======== Records to process ========
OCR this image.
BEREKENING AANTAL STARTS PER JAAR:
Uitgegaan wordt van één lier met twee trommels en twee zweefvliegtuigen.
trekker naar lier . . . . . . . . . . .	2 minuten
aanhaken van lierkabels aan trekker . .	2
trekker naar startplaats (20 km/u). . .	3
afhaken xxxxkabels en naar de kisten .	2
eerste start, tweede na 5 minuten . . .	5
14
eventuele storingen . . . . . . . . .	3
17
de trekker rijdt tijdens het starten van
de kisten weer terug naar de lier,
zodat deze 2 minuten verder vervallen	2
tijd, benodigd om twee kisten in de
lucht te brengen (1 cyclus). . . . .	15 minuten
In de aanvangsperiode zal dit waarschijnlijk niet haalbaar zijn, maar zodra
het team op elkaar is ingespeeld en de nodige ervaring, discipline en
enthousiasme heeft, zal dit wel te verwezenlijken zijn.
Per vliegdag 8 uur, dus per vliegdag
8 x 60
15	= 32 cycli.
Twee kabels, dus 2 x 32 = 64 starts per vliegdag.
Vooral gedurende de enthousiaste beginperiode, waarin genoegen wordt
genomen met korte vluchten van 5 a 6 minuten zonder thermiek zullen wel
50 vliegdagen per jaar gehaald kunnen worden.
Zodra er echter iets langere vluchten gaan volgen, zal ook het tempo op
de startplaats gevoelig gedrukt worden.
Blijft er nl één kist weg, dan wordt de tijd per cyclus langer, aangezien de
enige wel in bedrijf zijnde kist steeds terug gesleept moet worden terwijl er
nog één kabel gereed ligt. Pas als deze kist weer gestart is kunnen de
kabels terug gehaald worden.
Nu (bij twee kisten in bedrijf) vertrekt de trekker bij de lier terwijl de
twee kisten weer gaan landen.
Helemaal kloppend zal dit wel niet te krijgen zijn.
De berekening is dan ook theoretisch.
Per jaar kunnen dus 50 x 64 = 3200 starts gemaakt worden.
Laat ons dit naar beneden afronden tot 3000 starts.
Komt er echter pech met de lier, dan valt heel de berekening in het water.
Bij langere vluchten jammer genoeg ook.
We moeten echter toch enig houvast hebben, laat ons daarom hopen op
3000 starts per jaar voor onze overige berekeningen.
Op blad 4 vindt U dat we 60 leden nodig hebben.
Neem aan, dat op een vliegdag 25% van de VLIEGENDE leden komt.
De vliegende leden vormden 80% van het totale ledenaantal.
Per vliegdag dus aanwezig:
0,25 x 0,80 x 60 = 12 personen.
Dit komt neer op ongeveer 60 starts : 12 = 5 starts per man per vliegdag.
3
========
(Aim of the task):
For this task, print the records again exactly as they appear.

(Expected output):
OCR this image.
BEREKENING AANTAL STARTS PER JAAR:
Uitgegaan wordt van één lier met twee trommels en twee zweefvliegtuigen.
trekker naar lier . . . . . . . . . . .	2 minuten
aanhaken van lierkabels aan trekker . .	2
trekker naar startplaats (20 km/u). . .	3
afhaken xxxxkabels en naar de kisten .	2
eerste start, tweede na 5 minuten . . .	5
14
eventuele storingen . . . . . . . . .	3
17
de trekker rijdt tijdens het starten van
de kisten weer terug naar de lier,
zodat deze 2 minuten verder vervallen	2
tijd, benodigd om twee kisten in de
lucht te brengen (1 cyclus). . . . .	15 minuten
In de aanvangsperiode zal dit waarschijnlijk niet haalbaar zijn, maar zodra
het team op elkaar is ingespeeld en de nodige ervaring, discipline en
enthousiasme heeft, zal dit wel te verwezenlijken zijn.
Per vliegdag 8 uur, dus per vliegdag
8 x 60
15	= 32 cycli.
Twee kabels, dus 2 x 32 = 64 starts per vliegdag.
Vooral gedurende de enthousiaste beginperiode, waarin genoegen wordt
genomen met korte vluchten van 5 a 6 minuten zonder thermiek zullen wel
50 vliegdagen per jaar gehaald kunnen worden.
Zodra er echter iets langere vluchten gaan volgen, zal ook het tempo op
de startplaats gevoelig gedrukt worden.
Blijft er nl één kist weg, dan wordt de tijd per cyclus langer, aangezien de
enige wel in bedrijf zijnde kist steeds terug gesleept moet worden terwijl er
nog één kabel gereed ligt. Pas als deze kist weer gestart is kunnen de
kabels terug gehaald worden.
Nu (bij twee kisten in bedrijf) vertrekt de trekker bij de lier terwijl de
twee kisten weer gaan landen.
Helemaal kloppend zal dit wel niet te krijgen zijn.
De berekening is dan ook theoretisch.
Per jaar kunnen dus 50 x 64 = 3200 starts gemaakt worden.
Laat ons dit naar beneden afronden tot 3000 starts.
Komt er echter pech met de lier, dan valt heel de berekening in het water.
Bij langere vluchten jammer genoeg ook.
We moeten echter toch enig houvast hebben, laat ons daarom hopen op
3000 starts per jaar voor onze overige berekeningen.
Op blad 4 vindt U dat we 60 leden nodig hebben.
Neem aan, dat op een vliegdag 25% van de VLIEGENDE leden komt.
De vliegende leden vormden 80% van het totale ledenaantal.
Per vliegdag dus aanwezig:
0,25 x 0,80 x 60 = 12 personen.
Dit komt neer op ongeveer 60 starts : 12 = 5 starts per man per vliegdag.
3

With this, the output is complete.